▶ _TRECHO DO DOCUMENTO_:

□ □ □

Esses e muitos outros episódios da música brasileira integram o livro 'Pavões misteriosos'. 1974-1983: a explosão da música pop no Brasil (Três Estrelas, R$ 45), do jornalista e crítico André Barcinski. “Comecei o livro sem saber aonde chegaria. Tinha uma ideia inicial, que era tentar explicar por que quase todos os meus discos brasileiros prediletos haviam sido lançados na mesma época, a primeira metade da década de 1970. Foram muitos LPs bons lançados num espaço curto de tempo”, explica Barcinski.

Divulgação
(foto: Divulgação)
Durante as pesquisas e entrevistas com 65 pessoas (entre músicos, produtores, integrantes de gravadoras, jornalistas), ele foi descobrindo outros assuntos pertinentes e interessantes. Construído com texto atraente e ágil, Pavões misteriosos é uma importante fonte para se entender como funciona (ou funcionou) a dinâmica da indústria musical, a rejeição da crítica musical a músicos populares da época, a ascensão das FMs e dos discos de novela.

Entre alguns dos temas mais curiosos e até cômicos, está a “fabricação” de artistas como Gretchen, Balão Mágico, Xuxa, a armação da indústria de covers e a instituição do jabá no país (ato de se pagar para que determinadas músicas e artistas toquem nas rádios e em programas de TV). “O universo pop sempre foi dos espertos. Seja o Roberto Livi, que ‘inventou’ o Sidney Magal, ao produtor que hoje usa auto-tune para melhorar a gravação de um cantor, esse mundo sempre foi do faz-de-conta e do oportunismo. E não vejo nada errado nisso”, expõe André Barcinski.

Na visão do autor, é inadequado analisar a cultura pop sob visões dualistas e “rasteiras” como bem x mal, mocinhos x bandidos, honestidade x picaretagem. “No fundo, todo mundo só queria sobreviver. É assim até hoje”, arremata.

DO LIVRO

Fãs de Guilherme Arantes // Em entrevista a Barcinski, o cantor e compositor fala sobre a emoção de ter sido elogiado por um grande nome da música internacional. “As suas canções têm harmonias bem-feitas. Várias vezes eu tive inveja de você como compositor”, disse Tom Jobim a Guilherme. Em encontro com Mano Brown, “ele me falou que era meu fã, que a mãe, as tias, as primas, todo mundo lá no Capão Redondo adorava as minhas músicas”, conta Arantes.

Sidney Magal // Foi do argentino Roberto Livi, da gravadora Philips/Polygram, a ideia de criar um clone brasileiro do cigano Sandro, artista bastante popular na terra dos hermanos. “Eu peguei o Magal, que já tinha esse jeito expressivo no palco, e o transformei em cigano”, rememora o produtor, em Pavões. Repertório, figurinos até o que deveria dizer em entrevistas - tudo foi articulado por Livi.

□ □ □

▶ _ITENS BRUTOS_:
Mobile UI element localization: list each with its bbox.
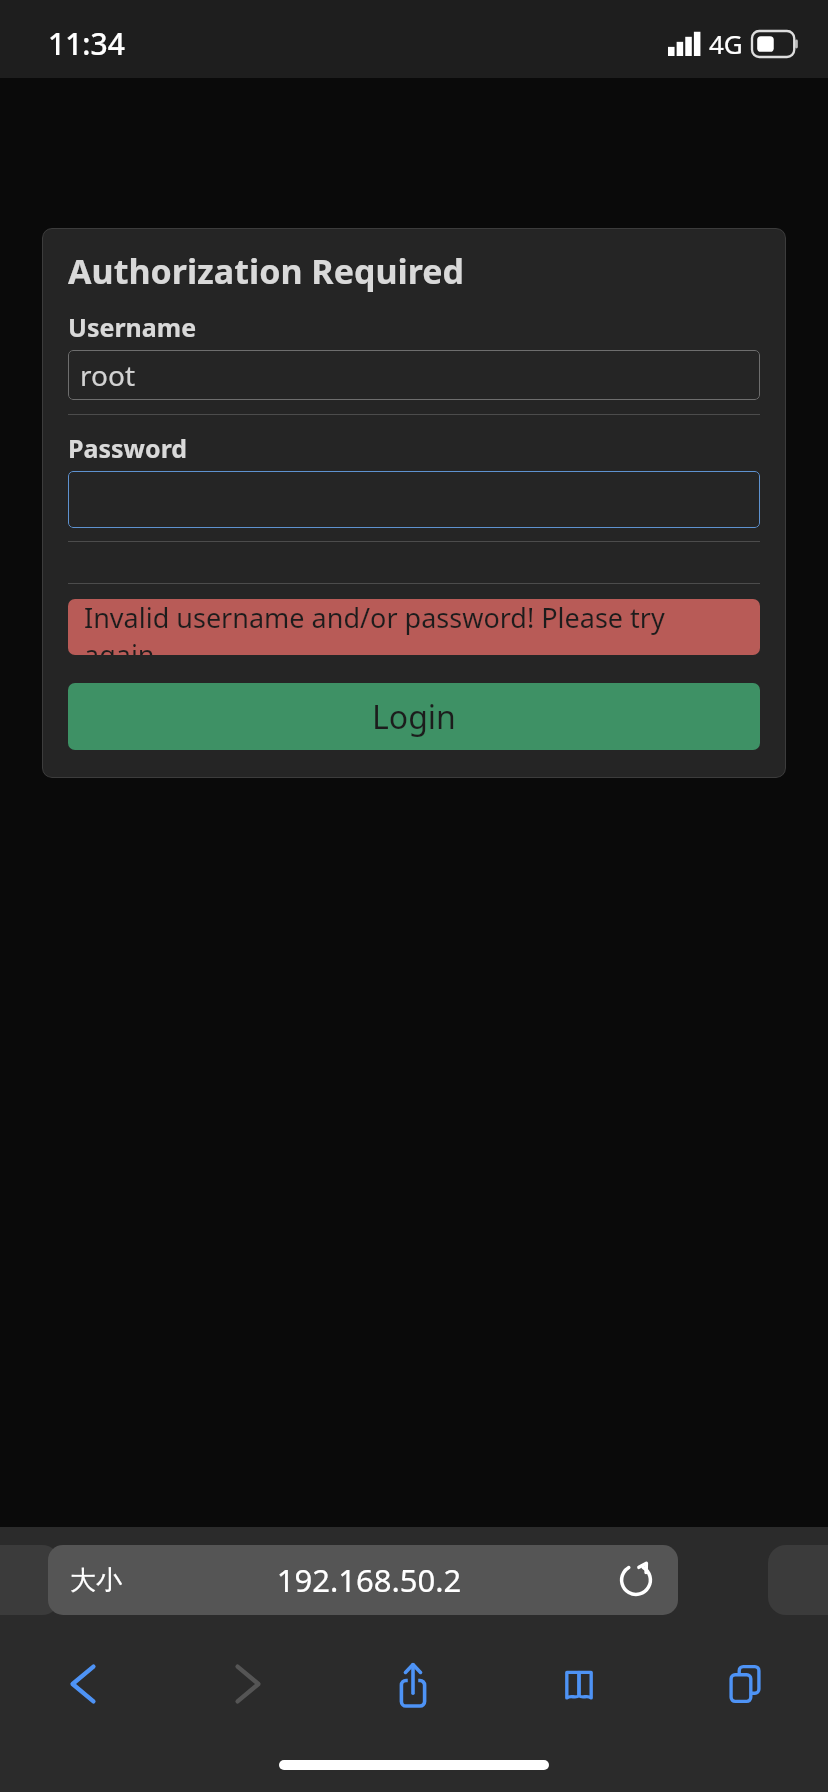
staticText: Invalid username and/or password! Please… <box>84 599 744 655</box>
staticText: 大小 <box>70 1564 122 1597</box>
button[interactable]: Bookmarks <box>496 1639 662 1729</box>
staticText: Username <box>68 310 197 344</box>
staticText: 192.168.50.2 <box>122 1559 616 1601</box>
button[interactable]: 大小 <box>48 1545 678 1615</box>
staticText: Authorization Required <box>68 248 464 294</box>
button[interactable]: Forward <box>165 1639 330 1729</box>
button[interactable]: Login <box>68 683 760 750</box>
button[interactable]: root <box>68 350 760 400</box>
staticText: 11:34 <box>48 23 125 64</box>
button[interactable] <box>68 471 760 528</box>
staticText: 4G <box>709 26 743 61</box>
button[interactable]: Share <box>330 1639 496 1729</box>
button[interactable]: Back <box>0 1639 165 1729</box>
staticText: Password <box>68 431 188 465</box>
staticText: root <box>80 356 135 394</box>
staticText: Login <box>372 695 456 739</box>
button[interactable]: Tabs <box>662 1639 828 1729</box>
button[interactable]: Reload <box>616 1560 656 1600</box>
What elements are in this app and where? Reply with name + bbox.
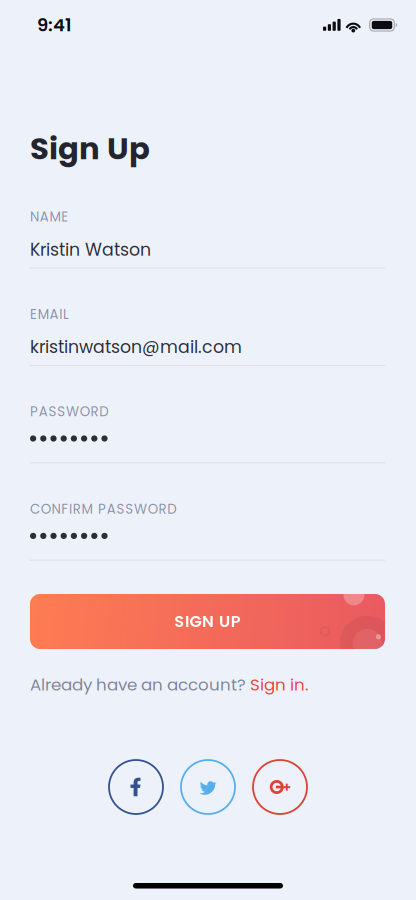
staticText: PASSWORD [30,402,108,421]
staticText: NAME [30,208,68,226]
staticText: Kristin Watson [30,238,151,262]
staticText: CONFIRM PASSWORD [30,500,176,518]
button[interactable]: Sign up with Google Plus [252,759,308,815]
button[interactable]: SIGN UP [30,594,385,649]
button[interactable]: Sign up with Facebook [108,759,164,815]
staticText: Already have an account? [30,673,250,696]
staticText: EMAIL [30,305,69,324]
staticText: kristinwatson@mail.com [30,335,242,359]
button[interactable]: Sign up with Twitter [180,759,236,815]
staticText: SIGN UP [174,610,241,633]
staticText: Sign in. [250,673,309,696]
staticText: 9:41 [37,12,72,38]
button[interactable]: Already have an account? [30,673,309,696]
staticText: Sign Up [30,127,150,170]
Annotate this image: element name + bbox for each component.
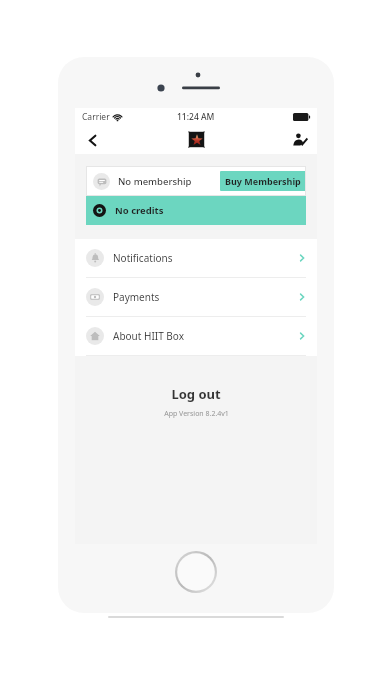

□ □ □

▶ _ENUNCIADO_:
Segundo o trecho sobre o livro Pavões misteriosos, quem teve a ideia de criar um clone brasileiro do cigano Sandro? Os itens não são necessários para resolver o que se pede.

▶ _RESPOSTA_:
O argentino Roberto Livi, da gravadora Philips/Polygram.